▸ **Requirement A**
In the memoir passage about the narrator's family, why did Shirley Anne and Rita limit themselves to vicious talk rather than confronting Minnie directly?
▸ **Requirement B**
Pick up the memoir passage about the narrator's family and marriage after its final sentence and extend it by a few paragraphs.

▸ **Excerpted text**
In fact, for a time my sister Minnie made that competition a threesome with her cousin and her aunt. She was the youngest by far, physically the strongest, and so aggressive she didn’t give a damn. She’d go for the jugular: “Yeah, I did it,” she’d tell them, “and this is why. You want to make something out of it? Then let’s settle it right here and now.” But Shirley Anne and Rita knew Minnie could whip both of them, so they stuck to vicious talk, telling Mom all the ugly stuff Minnie had supposedly done, but Minnie never cared about that. Talk shmalk—she dealt with life by shutting down her feelings: if she wore her shame for the world to see, as she did, then why should she justify her actions to anyone?

I could not, I dared not, shut down like Minnie—though she could have taught me how, and sometimes I longed for it—because I had children to protect as she did not.

After Dwa fought me when I was carrying Susan, he also cheated on me; so I went out and got deliberately drunk. Then I felt so bad, I went home and put a knife on the table between us.

“You filthied my child,” I told him. “You slept with another woman and came home and slept with me. You shared my pure unborn baby with the whore you fucked. How dare you! And you just sit there, say nothing. Why don’t you just grab that knife and kill us both, as you already have. I hate you.”

And finally he said something. “Why do you hate me?”

“You made me love you. I never wanted to love anyone, look where it gets you.”

And that was it; he wouldn’t talk. There was no way I would have another child with him, so when my Suzie Q was a year old I got my tubes tied. He said nothing, always away working. Escape by working is more like it. Stay away and call it work.

At home I tried to keep the inevitable drinking bouts quiet enough so the kids wouldn’t wake up. But when I went out to drink, which I did whenever I could after my last baby was born, all hell happened to me. The echoes of my life on Winnipeg’s
skid came back strongest then, and I realized that for some reason, despite my little family, I was still trying to be the solitary loner I had been there, to become a person without shame, guilt, or pain—not even to feel anger or hate. To just live for this moment. Be empty.

▸ **Dataset rows**
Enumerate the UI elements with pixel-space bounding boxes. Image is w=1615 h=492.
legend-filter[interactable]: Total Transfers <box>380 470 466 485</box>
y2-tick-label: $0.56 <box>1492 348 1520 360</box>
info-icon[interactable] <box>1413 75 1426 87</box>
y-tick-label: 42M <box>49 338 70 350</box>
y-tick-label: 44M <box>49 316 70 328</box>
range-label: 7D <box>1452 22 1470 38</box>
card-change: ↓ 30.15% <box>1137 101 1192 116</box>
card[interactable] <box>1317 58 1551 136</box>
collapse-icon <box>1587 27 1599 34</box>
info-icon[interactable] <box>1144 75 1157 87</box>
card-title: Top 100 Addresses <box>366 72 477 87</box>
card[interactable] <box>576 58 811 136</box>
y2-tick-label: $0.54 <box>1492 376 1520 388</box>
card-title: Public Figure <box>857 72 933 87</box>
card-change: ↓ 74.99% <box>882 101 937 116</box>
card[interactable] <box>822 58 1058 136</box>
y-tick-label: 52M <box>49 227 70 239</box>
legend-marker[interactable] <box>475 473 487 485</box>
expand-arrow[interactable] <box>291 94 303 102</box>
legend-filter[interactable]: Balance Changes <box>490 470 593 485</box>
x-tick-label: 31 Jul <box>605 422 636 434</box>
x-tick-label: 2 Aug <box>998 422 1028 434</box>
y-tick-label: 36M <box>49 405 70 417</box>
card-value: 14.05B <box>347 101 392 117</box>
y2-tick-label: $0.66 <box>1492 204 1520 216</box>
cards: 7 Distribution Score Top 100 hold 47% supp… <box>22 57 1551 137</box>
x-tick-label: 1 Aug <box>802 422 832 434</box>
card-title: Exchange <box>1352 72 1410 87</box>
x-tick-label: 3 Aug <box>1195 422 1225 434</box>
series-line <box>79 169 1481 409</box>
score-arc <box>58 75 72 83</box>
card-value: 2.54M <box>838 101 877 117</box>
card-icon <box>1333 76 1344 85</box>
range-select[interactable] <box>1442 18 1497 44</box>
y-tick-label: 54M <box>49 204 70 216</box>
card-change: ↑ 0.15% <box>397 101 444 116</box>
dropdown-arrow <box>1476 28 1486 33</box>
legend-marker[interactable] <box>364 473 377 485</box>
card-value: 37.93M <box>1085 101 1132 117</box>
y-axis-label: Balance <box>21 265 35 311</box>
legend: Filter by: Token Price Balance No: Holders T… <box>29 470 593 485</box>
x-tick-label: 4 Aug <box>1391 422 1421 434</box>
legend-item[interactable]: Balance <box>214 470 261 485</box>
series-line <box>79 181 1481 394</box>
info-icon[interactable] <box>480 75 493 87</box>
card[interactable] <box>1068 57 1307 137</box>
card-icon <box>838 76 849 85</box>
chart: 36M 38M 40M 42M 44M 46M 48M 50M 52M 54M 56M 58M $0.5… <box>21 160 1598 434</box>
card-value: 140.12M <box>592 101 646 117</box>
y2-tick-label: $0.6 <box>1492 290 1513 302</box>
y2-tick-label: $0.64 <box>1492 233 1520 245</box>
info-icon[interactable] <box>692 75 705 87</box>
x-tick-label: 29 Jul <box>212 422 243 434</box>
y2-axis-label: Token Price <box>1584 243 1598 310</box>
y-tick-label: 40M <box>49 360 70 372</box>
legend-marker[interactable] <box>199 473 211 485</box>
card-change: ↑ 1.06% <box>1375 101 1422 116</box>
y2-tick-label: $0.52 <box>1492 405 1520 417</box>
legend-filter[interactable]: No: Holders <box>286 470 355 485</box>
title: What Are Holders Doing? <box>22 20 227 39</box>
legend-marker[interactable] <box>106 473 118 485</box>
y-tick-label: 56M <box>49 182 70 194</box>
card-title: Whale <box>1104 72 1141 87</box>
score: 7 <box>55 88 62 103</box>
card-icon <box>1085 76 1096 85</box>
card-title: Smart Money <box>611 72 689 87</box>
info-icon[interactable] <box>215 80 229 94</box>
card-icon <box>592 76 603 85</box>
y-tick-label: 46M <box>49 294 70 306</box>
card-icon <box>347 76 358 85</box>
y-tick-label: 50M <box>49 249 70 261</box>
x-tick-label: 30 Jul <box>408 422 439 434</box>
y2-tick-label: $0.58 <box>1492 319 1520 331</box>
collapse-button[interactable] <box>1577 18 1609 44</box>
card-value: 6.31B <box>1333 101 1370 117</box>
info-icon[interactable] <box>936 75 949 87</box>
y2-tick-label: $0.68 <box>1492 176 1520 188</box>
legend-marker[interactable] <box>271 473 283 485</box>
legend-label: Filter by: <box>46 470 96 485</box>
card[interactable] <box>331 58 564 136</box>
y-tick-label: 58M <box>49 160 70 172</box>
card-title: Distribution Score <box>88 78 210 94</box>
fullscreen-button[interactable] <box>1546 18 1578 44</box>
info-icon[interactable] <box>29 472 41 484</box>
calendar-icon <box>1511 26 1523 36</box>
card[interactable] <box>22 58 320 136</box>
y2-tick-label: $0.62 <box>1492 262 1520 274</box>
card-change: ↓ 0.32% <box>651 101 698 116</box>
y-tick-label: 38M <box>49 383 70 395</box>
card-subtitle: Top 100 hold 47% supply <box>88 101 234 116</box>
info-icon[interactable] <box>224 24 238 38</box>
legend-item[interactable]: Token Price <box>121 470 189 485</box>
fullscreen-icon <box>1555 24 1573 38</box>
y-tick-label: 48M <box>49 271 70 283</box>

▸ **Expected answer A**
They knew Minnie could whip both of them.

▸ **Expected answer B**
And I could not understand why I felt that way. When drunk I got into fights, and after a while I wouldn’t even bother to wrestle anyone. I’d just go straight at them and take them down. Wetaskiwin, “a place where peace is made”—in that town I fought a lot and never lost a fight, was never gang-piled, never suffered a blackout. I had a camperized van, and if I got too wasted while out by myself, I’d lock myself in and sleep it off. It got so bad my van became known as a party house on wheels, and by the early summer of 1989 people had reason to fear me: “Take-no-shit Johnson.”

Except my kids. They kept me alive: inside myself I was an empty space, all I kept intact was “Don’t you dare touch my kids.”

Dwa and I were killing each other slowly and we knew it. Something was building up, it was inevitable, and in fall 1988 he went north to Yellowknife on a job and just stayed there that winter till spring break-up. Moved in with a girlfriend he found. In Wetaskiwin I had the kids—he talked to them sometimes on the phone—and the house, did odd jobs, went on welfare, and it was dreadful. We couldn’t live together, but we couldn’t live without each other either.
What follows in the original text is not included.